# Sticky  A few tidbits for those who are dosing



## drhank (Aug 3, 2009)

*Need to know how much of what you should add?*

Reef Chemistry Calculator

*Want to know how to make it?*

Chemistry and the Aquarium

*How about some info on Kalk?*

What Your Grandmother Never Told You About Lime by Randy Holmes-Farley - Reefkeeping.com


----------



## beaslbob (May 29, 2009)

Good thread hopefully a stickie.


And followup to the original:

An Improved Do-it-Yourself Two-Part Calcium and Alkalinity Supplement System by Randy Holmes-Farley - Reefkeeping.com


Sources for materials:

calcium choride: Ice melter for sidewalk/roads. Also hardener for concrete. Try redimix concrete places. Ask for calcium chloride not the brand name.

Cal-chlor is the anhydrous version 94-96% calcium chloride. Dow flake, tetra flake and most others are dihydrous (2 waters) and are 78%-81% calcium chloride.
——
- [TASKS TO PERFORM]
**a)** In the reef dosing thread, what percentage of Cal-chlor is calcium chloride?
**b)** Write a continuation of the reef dosing thread, starting after its last sentence.
The data after this thread aren't needed.
——
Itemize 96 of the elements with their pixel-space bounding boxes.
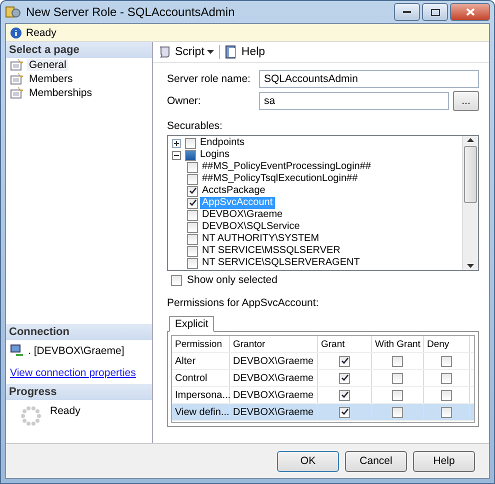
connection-server: . [DEVBOX\Graeme]	[28, 344, 124, 356]
tree-item[interactable]: DEVBOX\Graeme	[200, 209, 285, 221]
owner-field[interactable]: sa	[259, 92, 449, 110]
checkbox[interactable]	[187, 198, 198, 208]
browse-button[interactable]: ...	[453, 91, 479, 111]
server-role-name-field[interactable]: SQLAccountsAdmin	[259, 70, 479, 88]
grid-row[interactable]: View defin... DEVBOX\Graeme	[172, 404, 474, 421]
tree-item[interactable]: Endpoints	[198, 137, 246, 149]
checkbox[interactable]	[392, 390, 403, 400]
tree-item[interactable]: Logins	[198, 149, 232, 161]
minimize-button[interactable]	[394, 3, 420, 21]
table-cell: DEVBOX\Graeme	[230, 404, 318, 420]
table-cell: DEVBOX\Graeme	[230, 353, 318, 369]
progress-status: Ready	[50, 405, 80, 417]
checkbox[interactable]	[187, 234, 198, 244]
checkbox[interactable]	[441, 372, 452, 384]
progress-spinner-icon	[20, 405, 42, 427]
checkbox[interactable]	[392, 406, 403, 418]
tree-item[interactable]: NT SERVICE\SQLSERVERAGENT	[200, 257, 362, 269]
checkbox[interactable]	[339, 390, 350, 400]
section-header: Progress	[6, 384, 152, 400]
collapse-icon[interactable]	[172, 150, 181, 160]
field-label: Server role name:	[167, 73, 252, 85]
checkbox[interactable]	[339, 356, 350, 366]
section-label: Securables:	[167, 120, 224, 132]
close-button[interactable]	[450, 3, 490, 21]
maximize-button[interactable]	[422, 3, 448, 21]
checkbox[interactable]	[187, 186, 198, 196]
column-header[interactable]: Grantor	[230, 336, 318, 352]
grid-row[interactable]: Control DEVBOX\Graeme	[172, 370, 474, 387]
table-cell: Impersona...	[172, 387, 230, 403]
info-icon	[10, 26, 22, 38]
scroll-up-icon[interactable]	[467, 136, 474, 144]
dialog-button[interactable]: Help	[413, 450, 475, 472]
page-icon	[10, 59, 24, 71]
page-icon	[10, 73, 24, 85]
checkbox[interactable]	[441, 356, 452, 366]
checkbox[interactable]	[187, 222, 198, 232]
tree-item[interactable]: ##MS_PolicyEventProcessingLogin##	[200, 161, 373, 173]
page-item[interactable]: Memberships	[27, 87, 94, 99]
tab[interactable]: Explicit	[169, 316, 214, 332]
page-icon	[10, 87, 24, 99]
section-label: Permissions for AppSvcAccount:	[167, 297, 320, 309]
minimize-icon	[403, 10, 411, 14]
checkbox[interactable]	[392, 356, 403, 366]
scrollbar[interactable]	[462, 136, 478, 270]
table-cell: Control	[172, 370, 230, 386]
dialog-button[interactable]: OK	[277, 450, 339, 472]
field-label: Owner:	[167, 95, 202, 107]
checkbox[interactable]	[187, 258, 198, 268]
checkbox[interactable]	[339, 372, 350, 384]
script-button[interactable]: Script	[156, 45, 216, 59]
page-item[interactable]: General	[27, 59, 68, 71]
checkbox[interactable]	[185, 150, 196, 160]
checkbox[interactable]	[392, 372, 403, 384]
tree-item[interactable]: NT SERVICE\MSSQLSERVER	[200, 245, 342, 257]
dialog-button[interactable]: Cancel	[345, 450, 407, 472]
checkbox-label: Show only selected	[187, 274, 278, 286]
checkbox[interactable]	[441, 390, 452, 400]
server-icon	[10, 344, 24, 357]
table-cell: Alter	[172, 353, 230, 369]
checkbox[interactable]	[339, 406, 350, 418]
scroll-icon	[158, 45, 172, 59]
checkbox[interactable]	[441, 406, 452, 418]
section-header: Connection	[6, 324, 152, 340]
column-header[interactable]: With Grant	[372, 336, 424, 352]
help-book-icon	[225, 45, 238, 59]
column-header[interactable]: Permission	[172, 336, 230, 352]
table-cell: View defin...	[172, 404, 230, 420]
section-header: Select a page	[6, 42, 152, 58]
window-title: New Server Role - SQLAccountsAdmin	[26, 5, 236, 19]
connection-properties-link[interactable]: View connection properties	[10, 367, 136, 379]
checkbox[interactable]	[187, 174, 198, 184]
close-icon	[466, 8, 474, 16]
tree-item[interactable]: ##MS_PolicyTsqlExecutionLogin##	[200, 173, 360, 185]
expand-icon[interactable]	[172, 138, 181, 148]
checkbox[interactable]	[185, 138, 196, 148]
tree-item[interactable]: AcctsPackage	[200, 185, 268, 197]
column-header[interactable]: Grant	[318, 336, 372, 352]
checkbox[interactable]	[187, 246, 198, 256]
grid-row[interactable]: Alter DEVBOX\Graeme	[172, 353, 474, 370]
maximize-icon	[430, 8, 440, 16]
app-icon	[5, 5, 21, 19]
checkbox[interactable]	[187, 162, 198, 172]
page-item[interactable]: Members	[27, 73, 75, 85]
tree-item[interactable]: NT AUTHORITY\SYSTEM	[200, 233, 322, 245]
tree-item[interactable]: DEVBOX\SQLService	[200, 221, 302, 233]
caret-icon	[207, 50, 214, 54]
table-cell: DEVBOX\Graeme	[230, 370, 318, 386]
column-header[interactable]: Deny	[424, 336, 470, 352]
table-cell: DEVBOX\Graeme	[230, 387, 318, 403]
status-text: Ready	[26, 26, 56, 38]
checkbox[interactable]	[187, 210, 198, 220]
help-button[interactable]: Help	[223, 45, 268, 59]
scroll-down-icon[interactable]	[467, 262, 474, 270]
checkbox[interactable]	[171, 274, 182, 286]
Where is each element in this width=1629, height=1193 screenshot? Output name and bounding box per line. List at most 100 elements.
——
- [RESULTS FOR THE EXERCISE]
**a)** Cal-chlor is 94-96% calcium chloride.

**b)**
Magnesium chloride (rarely) ice melter. landscaping (usually not dry). 

I get both from a local industrial supplier in 50 pound bags. Costs are $40 or so total for both bags.

Also the cal-chlor is available in 25 pound bags for about $8 from a local redimix. They looked at me kinda funny and asked what I wanted them for. Then they just gave me a bag no charge.

Epsom salts, baking soda, and Mtrs. Wages pickling lime (Kalk) from the local grocery/drug store.


----------



## ladyonyx (Apr 20, 2009)

Great thread. Thanks to you both for these contributions.


----------



## MediaHound (Jul 19, 2006)

Thread stuck, thanks.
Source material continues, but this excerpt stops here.